Dataset entries on figures:

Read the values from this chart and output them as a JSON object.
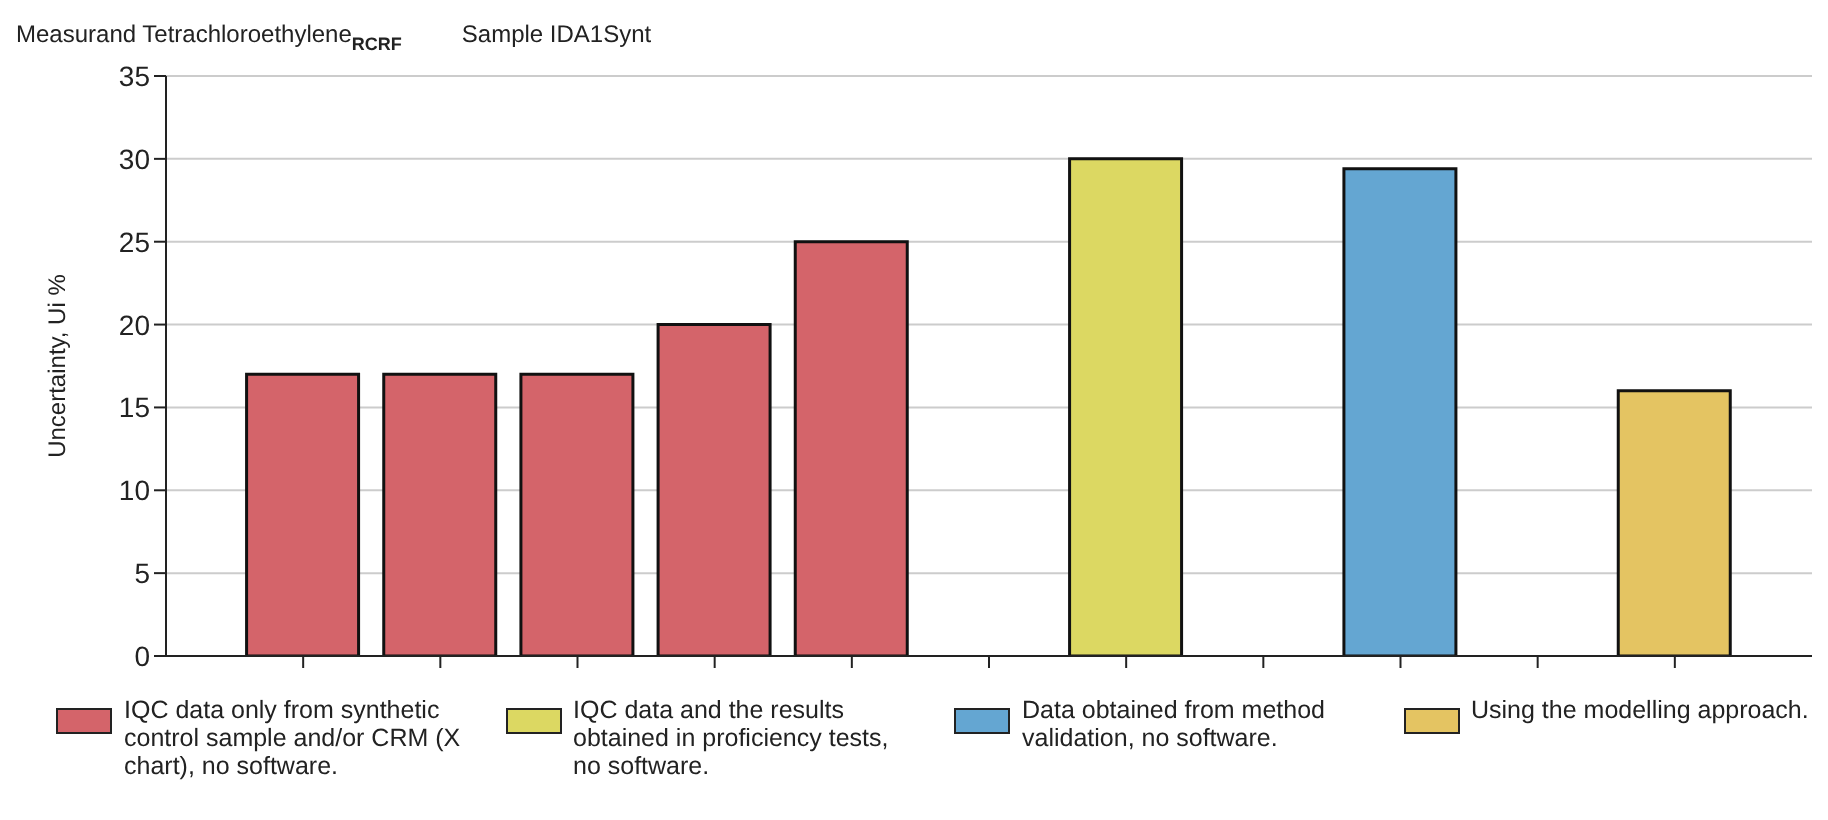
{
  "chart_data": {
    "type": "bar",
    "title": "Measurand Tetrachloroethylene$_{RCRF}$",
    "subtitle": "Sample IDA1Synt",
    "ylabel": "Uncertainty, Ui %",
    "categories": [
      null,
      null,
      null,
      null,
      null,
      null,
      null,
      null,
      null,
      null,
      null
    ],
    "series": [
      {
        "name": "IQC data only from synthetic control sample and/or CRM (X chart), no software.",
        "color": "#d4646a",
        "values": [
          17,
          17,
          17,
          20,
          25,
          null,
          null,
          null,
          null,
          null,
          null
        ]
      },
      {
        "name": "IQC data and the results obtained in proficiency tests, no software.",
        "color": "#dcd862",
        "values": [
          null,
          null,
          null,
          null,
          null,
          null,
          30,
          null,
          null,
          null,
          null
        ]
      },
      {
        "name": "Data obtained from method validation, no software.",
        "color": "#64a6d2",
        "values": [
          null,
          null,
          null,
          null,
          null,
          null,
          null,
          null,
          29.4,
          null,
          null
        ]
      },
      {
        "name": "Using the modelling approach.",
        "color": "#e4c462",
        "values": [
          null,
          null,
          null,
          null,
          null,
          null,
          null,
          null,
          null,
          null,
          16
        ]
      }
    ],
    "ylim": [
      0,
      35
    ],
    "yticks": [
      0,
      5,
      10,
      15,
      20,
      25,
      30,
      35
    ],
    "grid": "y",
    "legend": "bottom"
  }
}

...

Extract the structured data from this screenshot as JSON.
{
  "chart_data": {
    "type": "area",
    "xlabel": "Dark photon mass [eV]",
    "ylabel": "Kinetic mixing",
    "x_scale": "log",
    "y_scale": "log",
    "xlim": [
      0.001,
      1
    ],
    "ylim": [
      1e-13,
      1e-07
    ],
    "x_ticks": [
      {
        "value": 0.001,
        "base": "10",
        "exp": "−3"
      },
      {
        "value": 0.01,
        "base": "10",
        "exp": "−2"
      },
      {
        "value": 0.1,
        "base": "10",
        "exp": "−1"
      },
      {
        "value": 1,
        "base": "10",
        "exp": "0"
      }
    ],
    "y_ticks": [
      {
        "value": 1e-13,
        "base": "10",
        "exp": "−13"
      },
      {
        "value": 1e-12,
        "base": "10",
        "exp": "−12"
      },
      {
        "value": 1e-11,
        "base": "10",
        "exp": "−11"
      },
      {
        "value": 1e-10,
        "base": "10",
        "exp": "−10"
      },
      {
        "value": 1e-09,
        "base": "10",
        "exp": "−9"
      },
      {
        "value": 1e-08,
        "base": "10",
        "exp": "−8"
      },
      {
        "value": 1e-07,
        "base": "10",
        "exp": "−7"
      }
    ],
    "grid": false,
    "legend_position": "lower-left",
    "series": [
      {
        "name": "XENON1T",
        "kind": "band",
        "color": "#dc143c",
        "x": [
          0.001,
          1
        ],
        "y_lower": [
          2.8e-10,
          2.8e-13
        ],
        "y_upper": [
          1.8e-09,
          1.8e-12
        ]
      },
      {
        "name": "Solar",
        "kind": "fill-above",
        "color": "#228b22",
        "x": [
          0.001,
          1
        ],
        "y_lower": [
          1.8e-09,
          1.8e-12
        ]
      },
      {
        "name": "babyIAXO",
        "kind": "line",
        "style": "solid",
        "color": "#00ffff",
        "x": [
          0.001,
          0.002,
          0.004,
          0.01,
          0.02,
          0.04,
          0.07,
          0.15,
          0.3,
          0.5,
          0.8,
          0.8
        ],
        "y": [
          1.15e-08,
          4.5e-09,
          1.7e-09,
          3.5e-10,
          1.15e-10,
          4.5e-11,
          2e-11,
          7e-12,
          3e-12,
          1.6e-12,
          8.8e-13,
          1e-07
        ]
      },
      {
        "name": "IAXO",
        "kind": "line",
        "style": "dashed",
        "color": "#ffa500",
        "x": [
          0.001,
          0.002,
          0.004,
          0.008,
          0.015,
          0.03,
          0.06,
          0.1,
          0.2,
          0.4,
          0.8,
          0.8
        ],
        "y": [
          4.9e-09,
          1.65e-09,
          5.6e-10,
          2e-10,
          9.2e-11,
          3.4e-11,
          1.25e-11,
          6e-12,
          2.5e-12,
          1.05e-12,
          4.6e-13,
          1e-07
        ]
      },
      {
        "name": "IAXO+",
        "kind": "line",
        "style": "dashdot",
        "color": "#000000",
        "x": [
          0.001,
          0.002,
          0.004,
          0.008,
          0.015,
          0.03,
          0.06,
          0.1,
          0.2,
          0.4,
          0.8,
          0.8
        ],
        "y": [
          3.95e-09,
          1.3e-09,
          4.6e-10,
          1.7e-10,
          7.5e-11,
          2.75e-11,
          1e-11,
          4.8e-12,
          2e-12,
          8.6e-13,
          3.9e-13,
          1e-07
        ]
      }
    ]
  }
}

Set task
Look through the listing above. Pick out each line with "ylabel" and copy it.

Solution for this task
    "ylabel": "Uncertainty, Ui %",
    "ylabel": "Kinetic mixing",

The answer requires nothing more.